Written request:
State only the number of lines that include "made".
**********
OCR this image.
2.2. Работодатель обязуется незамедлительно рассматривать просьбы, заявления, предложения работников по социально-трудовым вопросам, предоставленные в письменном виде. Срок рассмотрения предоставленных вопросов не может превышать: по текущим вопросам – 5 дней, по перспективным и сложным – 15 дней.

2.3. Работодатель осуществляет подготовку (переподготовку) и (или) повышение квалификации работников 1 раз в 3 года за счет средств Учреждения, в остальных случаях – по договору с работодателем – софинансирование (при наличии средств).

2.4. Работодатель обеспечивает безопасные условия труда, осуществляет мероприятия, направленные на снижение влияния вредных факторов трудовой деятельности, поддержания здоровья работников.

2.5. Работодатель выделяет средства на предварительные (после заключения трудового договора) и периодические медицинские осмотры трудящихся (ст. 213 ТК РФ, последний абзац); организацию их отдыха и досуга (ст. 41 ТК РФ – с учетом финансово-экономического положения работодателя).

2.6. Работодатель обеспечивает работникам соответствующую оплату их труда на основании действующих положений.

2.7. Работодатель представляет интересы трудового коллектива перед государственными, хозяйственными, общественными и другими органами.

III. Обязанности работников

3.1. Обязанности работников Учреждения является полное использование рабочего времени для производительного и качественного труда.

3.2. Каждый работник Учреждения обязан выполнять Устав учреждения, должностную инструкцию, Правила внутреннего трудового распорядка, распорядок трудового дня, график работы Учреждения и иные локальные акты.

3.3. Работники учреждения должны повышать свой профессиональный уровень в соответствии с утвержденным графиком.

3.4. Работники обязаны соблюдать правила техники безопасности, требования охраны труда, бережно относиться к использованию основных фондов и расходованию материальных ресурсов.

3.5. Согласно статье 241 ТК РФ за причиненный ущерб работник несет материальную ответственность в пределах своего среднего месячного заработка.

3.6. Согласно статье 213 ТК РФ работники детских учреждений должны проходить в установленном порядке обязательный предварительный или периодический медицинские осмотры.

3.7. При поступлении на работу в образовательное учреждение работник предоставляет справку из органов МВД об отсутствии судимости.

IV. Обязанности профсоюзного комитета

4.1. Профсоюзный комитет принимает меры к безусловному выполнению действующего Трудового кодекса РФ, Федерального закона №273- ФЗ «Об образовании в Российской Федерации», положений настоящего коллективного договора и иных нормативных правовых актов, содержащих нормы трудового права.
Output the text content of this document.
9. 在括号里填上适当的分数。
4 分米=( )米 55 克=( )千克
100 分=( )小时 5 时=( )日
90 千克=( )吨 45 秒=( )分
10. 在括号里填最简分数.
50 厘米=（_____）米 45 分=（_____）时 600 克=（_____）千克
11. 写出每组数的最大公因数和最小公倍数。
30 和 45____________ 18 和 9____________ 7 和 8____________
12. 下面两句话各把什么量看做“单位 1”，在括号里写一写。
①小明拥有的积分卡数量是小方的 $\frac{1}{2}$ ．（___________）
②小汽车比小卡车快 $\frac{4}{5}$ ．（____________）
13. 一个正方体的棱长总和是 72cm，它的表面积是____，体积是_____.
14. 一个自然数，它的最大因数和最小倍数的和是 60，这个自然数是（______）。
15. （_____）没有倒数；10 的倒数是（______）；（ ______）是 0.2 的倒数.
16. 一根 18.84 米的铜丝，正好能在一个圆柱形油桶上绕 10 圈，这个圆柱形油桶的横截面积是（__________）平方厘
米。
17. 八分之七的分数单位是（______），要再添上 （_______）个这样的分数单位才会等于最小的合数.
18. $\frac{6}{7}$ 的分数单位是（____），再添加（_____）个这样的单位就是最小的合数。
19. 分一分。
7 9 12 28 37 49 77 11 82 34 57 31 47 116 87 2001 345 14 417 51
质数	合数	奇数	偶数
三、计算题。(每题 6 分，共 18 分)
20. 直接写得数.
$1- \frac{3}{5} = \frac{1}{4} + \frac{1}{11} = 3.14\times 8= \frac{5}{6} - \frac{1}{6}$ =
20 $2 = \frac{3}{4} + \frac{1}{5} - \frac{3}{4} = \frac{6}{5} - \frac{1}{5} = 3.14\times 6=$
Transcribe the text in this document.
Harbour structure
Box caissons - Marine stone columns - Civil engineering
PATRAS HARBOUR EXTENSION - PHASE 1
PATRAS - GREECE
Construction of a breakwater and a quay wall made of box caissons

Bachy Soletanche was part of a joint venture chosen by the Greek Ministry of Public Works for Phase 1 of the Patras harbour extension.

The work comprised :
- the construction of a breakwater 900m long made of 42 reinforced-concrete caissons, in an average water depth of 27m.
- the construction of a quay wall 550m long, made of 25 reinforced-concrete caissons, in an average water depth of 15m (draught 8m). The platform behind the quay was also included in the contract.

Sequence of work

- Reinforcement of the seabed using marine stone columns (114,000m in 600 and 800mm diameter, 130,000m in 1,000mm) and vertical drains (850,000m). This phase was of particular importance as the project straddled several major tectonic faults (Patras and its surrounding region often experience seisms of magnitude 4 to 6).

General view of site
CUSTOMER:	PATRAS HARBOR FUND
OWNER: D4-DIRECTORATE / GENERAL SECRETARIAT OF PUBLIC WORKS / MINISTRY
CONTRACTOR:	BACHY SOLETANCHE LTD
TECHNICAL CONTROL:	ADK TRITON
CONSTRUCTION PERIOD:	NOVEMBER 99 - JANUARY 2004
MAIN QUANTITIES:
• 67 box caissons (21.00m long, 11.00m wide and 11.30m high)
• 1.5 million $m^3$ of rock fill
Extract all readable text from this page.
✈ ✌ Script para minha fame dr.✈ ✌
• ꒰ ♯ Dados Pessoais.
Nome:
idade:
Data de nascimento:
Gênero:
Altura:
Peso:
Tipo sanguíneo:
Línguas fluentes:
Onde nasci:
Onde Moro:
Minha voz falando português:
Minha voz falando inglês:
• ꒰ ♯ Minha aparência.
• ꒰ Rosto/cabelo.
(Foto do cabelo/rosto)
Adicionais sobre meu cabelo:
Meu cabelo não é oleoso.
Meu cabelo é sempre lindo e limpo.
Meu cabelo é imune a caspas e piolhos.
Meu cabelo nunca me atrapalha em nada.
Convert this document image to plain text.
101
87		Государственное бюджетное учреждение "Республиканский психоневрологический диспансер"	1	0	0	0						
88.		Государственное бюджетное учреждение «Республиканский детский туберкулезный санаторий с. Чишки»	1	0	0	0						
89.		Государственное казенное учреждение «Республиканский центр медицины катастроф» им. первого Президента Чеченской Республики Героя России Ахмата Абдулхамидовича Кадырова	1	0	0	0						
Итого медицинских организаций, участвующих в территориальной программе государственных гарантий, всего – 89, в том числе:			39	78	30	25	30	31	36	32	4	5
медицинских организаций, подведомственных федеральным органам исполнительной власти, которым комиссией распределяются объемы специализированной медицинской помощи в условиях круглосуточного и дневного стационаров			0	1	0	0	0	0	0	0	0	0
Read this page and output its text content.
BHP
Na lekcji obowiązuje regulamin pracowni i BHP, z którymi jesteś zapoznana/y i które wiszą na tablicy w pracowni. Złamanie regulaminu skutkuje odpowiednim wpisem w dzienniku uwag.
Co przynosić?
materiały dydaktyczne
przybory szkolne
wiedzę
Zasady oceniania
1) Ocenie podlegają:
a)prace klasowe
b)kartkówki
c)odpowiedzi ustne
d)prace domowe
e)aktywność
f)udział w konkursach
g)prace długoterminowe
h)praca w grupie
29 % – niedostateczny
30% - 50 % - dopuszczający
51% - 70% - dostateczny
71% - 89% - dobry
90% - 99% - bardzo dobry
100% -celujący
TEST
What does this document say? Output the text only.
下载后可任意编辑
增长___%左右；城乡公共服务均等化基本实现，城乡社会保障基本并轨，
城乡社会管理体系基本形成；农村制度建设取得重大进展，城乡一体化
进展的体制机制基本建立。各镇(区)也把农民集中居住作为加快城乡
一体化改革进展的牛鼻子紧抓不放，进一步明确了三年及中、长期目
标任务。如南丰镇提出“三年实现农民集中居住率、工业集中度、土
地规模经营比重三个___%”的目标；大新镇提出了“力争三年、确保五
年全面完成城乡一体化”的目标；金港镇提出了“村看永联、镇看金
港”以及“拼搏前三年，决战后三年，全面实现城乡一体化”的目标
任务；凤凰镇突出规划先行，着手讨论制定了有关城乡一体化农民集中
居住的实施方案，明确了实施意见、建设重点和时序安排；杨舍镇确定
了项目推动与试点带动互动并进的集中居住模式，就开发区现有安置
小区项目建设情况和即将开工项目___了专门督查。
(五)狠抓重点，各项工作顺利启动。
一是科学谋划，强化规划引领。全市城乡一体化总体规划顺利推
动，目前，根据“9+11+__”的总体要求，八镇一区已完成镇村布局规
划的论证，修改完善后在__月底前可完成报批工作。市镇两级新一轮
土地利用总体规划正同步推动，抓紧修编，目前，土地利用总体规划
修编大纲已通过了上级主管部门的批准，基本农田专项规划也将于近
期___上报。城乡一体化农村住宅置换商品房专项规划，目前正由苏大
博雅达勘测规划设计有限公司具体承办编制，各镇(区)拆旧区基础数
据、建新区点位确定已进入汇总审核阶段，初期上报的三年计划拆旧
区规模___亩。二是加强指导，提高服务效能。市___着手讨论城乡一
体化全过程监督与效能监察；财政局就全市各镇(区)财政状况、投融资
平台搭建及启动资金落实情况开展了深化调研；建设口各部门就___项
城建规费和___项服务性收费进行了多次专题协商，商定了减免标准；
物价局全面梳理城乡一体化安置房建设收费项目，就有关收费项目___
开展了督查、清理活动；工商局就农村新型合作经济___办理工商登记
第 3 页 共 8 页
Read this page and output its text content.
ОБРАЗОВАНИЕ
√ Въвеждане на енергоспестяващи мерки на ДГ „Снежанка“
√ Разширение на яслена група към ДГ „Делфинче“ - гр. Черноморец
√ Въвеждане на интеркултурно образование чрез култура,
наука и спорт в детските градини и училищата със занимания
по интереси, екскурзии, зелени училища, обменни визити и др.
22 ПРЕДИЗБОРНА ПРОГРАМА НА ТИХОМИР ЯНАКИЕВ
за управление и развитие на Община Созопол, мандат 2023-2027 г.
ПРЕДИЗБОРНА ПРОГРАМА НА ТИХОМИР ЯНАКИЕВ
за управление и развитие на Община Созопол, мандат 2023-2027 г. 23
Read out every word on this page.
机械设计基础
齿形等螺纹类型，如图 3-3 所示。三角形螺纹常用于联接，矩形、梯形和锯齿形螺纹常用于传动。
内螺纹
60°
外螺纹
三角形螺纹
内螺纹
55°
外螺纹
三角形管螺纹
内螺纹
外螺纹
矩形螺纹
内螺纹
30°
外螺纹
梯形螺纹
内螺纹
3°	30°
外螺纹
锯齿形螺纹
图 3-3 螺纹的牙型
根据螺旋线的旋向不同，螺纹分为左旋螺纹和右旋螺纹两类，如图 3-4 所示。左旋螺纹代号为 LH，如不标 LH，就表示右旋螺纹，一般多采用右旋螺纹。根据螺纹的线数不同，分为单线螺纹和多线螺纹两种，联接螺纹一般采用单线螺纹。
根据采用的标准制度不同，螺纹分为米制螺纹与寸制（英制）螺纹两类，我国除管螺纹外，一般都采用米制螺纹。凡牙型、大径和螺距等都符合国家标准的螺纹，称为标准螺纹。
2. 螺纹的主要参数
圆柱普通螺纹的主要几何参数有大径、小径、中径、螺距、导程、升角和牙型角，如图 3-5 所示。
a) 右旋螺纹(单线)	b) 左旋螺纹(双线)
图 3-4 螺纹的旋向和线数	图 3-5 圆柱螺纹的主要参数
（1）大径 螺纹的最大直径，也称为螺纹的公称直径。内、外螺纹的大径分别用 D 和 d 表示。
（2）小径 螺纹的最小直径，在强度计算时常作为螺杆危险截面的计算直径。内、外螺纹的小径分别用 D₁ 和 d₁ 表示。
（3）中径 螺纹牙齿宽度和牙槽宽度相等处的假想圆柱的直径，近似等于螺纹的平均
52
**********
The completed task:
3